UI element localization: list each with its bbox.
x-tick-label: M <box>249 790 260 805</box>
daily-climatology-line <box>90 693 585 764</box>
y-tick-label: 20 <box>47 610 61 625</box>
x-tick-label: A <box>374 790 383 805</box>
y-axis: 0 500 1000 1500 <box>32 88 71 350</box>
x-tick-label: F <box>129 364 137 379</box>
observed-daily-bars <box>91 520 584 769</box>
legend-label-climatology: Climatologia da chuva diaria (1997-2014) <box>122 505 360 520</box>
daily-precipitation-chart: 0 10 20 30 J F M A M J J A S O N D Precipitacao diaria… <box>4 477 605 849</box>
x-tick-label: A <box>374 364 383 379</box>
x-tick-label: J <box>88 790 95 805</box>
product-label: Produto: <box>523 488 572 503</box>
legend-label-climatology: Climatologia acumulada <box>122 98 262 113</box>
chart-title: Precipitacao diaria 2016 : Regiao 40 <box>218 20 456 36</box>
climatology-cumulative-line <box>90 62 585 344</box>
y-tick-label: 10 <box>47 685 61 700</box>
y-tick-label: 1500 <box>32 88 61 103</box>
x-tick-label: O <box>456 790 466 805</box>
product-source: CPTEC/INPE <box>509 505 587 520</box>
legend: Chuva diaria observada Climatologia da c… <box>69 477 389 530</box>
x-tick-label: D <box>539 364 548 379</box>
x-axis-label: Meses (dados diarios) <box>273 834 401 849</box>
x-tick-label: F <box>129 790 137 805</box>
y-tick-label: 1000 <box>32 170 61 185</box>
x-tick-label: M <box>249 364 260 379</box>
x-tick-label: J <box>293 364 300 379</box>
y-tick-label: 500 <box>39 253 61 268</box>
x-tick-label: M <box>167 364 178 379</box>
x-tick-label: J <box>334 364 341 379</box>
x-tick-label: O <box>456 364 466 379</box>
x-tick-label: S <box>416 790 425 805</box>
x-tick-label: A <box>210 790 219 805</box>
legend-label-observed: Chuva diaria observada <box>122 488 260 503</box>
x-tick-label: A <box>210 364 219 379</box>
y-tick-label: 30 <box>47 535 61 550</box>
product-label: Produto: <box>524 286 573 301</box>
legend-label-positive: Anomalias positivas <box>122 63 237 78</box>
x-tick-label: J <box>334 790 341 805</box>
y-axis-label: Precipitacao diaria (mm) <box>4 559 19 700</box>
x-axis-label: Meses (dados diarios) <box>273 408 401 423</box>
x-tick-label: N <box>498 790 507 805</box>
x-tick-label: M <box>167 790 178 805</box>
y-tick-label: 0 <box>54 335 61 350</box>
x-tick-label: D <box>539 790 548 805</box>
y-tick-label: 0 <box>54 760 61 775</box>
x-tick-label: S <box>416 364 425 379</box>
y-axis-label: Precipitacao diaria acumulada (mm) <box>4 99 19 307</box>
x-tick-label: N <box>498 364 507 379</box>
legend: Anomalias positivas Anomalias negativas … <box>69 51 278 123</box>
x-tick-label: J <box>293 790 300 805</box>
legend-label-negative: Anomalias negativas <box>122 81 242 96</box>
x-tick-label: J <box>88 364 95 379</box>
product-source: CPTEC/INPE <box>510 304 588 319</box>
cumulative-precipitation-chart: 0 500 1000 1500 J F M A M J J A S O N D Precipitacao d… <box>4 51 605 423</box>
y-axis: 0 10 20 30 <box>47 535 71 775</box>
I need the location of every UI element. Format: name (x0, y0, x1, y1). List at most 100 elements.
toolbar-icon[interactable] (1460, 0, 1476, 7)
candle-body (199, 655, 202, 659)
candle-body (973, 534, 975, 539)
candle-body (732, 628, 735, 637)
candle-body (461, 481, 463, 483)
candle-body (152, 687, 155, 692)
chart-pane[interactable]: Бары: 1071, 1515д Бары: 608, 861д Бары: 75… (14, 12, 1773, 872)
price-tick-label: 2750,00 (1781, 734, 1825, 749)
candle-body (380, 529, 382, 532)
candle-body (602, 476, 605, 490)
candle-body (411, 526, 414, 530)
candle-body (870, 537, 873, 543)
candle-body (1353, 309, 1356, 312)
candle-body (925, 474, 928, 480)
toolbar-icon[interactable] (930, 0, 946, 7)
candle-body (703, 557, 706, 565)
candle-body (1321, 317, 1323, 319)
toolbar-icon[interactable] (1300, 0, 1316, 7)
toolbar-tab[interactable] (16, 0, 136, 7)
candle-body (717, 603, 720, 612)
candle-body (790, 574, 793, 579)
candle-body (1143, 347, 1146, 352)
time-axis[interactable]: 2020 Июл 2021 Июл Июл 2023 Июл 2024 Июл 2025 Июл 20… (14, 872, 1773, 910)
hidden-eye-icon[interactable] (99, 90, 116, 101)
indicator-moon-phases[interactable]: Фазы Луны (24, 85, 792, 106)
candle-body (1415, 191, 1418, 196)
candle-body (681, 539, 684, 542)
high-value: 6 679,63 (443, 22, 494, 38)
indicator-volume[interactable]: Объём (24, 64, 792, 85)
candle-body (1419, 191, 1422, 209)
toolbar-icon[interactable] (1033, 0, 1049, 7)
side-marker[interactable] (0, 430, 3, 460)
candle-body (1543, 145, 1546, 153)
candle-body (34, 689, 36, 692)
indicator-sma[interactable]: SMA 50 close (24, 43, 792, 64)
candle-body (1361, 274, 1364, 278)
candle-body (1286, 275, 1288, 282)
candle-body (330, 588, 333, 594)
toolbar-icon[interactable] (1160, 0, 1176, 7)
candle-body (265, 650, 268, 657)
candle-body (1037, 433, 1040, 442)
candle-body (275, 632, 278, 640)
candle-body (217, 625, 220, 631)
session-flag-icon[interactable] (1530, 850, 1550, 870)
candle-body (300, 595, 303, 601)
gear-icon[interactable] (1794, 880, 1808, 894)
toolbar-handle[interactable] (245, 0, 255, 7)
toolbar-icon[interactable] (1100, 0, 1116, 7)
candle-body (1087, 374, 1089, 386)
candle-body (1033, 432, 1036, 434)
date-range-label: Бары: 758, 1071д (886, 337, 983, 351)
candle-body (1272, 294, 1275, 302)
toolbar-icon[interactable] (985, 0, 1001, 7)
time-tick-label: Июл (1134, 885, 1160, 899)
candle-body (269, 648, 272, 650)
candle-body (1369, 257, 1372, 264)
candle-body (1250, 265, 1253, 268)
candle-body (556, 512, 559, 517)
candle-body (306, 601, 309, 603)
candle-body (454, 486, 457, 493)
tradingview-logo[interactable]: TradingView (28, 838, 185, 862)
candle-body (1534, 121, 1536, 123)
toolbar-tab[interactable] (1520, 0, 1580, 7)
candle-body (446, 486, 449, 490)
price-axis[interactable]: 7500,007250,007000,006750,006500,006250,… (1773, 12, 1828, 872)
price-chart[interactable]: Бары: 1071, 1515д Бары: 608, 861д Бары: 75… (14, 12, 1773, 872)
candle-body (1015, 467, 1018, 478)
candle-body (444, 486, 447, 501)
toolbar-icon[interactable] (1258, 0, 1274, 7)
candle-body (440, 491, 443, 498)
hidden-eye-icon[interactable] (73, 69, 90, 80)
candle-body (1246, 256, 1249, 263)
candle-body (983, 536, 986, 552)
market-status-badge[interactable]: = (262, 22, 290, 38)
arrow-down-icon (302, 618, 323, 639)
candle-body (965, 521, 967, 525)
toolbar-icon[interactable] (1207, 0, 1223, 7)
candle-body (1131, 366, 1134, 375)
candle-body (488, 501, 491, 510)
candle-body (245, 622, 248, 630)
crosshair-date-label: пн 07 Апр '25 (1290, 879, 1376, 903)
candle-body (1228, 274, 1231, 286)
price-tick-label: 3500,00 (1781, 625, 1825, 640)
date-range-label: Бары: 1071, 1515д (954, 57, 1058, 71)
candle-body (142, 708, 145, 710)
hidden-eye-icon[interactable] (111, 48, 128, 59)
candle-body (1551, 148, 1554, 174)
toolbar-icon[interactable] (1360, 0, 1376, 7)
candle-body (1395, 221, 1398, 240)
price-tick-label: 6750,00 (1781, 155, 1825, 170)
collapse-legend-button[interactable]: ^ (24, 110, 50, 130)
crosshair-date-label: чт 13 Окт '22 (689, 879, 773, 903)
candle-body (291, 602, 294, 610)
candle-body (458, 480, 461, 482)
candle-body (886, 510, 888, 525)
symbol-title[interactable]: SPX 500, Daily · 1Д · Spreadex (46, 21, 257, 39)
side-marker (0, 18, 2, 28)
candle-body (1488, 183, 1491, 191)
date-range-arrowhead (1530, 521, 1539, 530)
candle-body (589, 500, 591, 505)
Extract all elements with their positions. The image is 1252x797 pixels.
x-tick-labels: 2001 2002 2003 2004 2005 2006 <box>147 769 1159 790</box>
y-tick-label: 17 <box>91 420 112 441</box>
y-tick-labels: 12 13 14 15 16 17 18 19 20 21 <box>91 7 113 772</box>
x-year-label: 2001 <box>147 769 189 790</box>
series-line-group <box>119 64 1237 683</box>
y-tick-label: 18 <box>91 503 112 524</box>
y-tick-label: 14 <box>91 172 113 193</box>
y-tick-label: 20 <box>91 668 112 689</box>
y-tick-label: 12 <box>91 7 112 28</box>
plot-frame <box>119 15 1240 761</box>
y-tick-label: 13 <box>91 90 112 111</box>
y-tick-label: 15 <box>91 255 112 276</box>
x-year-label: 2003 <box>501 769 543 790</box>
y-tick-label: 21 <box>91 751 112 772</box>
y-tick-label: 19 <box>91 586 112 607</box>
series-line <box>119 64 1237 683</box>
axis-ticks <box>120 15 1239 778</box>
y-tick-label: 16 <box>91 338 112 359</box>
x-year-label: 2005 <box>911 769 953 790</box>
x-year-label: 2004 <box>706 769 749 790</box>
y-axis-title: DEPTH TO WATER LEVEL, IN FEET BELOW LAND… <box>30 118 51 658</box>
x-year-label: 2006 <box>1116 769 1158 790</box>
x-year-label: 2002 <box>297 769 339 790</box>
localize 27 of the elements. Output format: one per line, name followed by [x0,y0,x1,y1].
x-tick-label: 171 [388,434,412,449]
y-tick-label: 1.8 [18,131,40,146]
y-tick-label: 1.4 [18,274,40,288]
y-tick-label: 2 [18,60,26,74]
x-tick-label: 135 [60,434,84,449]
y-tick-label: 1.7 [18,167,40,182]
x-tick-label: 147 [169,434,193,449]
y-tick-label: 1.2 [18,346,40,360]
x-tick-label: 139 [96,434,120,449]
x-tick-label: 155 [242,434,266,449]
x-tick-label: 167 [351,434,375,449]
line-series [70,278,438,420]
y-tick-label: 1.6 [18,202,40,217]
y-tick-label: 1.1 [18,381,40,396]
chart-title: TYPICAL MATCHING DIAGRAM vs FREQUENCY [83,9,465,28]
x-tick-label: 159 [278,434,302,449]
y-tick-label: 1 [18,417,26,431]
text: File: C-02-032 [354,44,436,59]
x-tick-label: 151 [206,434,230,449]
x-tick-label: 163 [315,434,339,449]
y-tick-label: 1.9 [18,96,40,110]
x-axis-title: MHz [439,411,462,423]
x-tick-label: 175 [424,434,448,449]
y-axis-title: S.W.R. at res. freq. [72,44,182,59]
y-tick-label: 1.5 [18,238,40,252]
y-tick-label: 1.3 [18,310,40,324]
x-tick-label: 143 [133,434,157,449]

══════════

• Exercise prompt:
Transcribe the records word for word, beginning with the first line and continuing through the line that contains "daily-precipitation-chart: 0 10".

• Task solution:
UI element localization: list each with its bbox.
x-tick-label: M <box>249 790 260 805</box>
daily-climatology-line <box>90 693 585 764</box>
y-tick-label: 20 <box>47 610 61 625</box>
x-tick-label: A <box>374 790 383 805</box>
y-axis: 0 500 1000 1500 <box>32 88 71 350</box>
x-tick-label: F <box>129 364 137 379</box>
observed-daily-bars <box>91 520 584 769</box>
legend-label-climatology: Climatologia da chuva diaria (1997-2014) <box>122 505 360 520</box>
daily-precipitation-chart: 0 10 20 30 J F M A M J J A S O N D Precipitacao diaria… <box>4 477 605 849</box>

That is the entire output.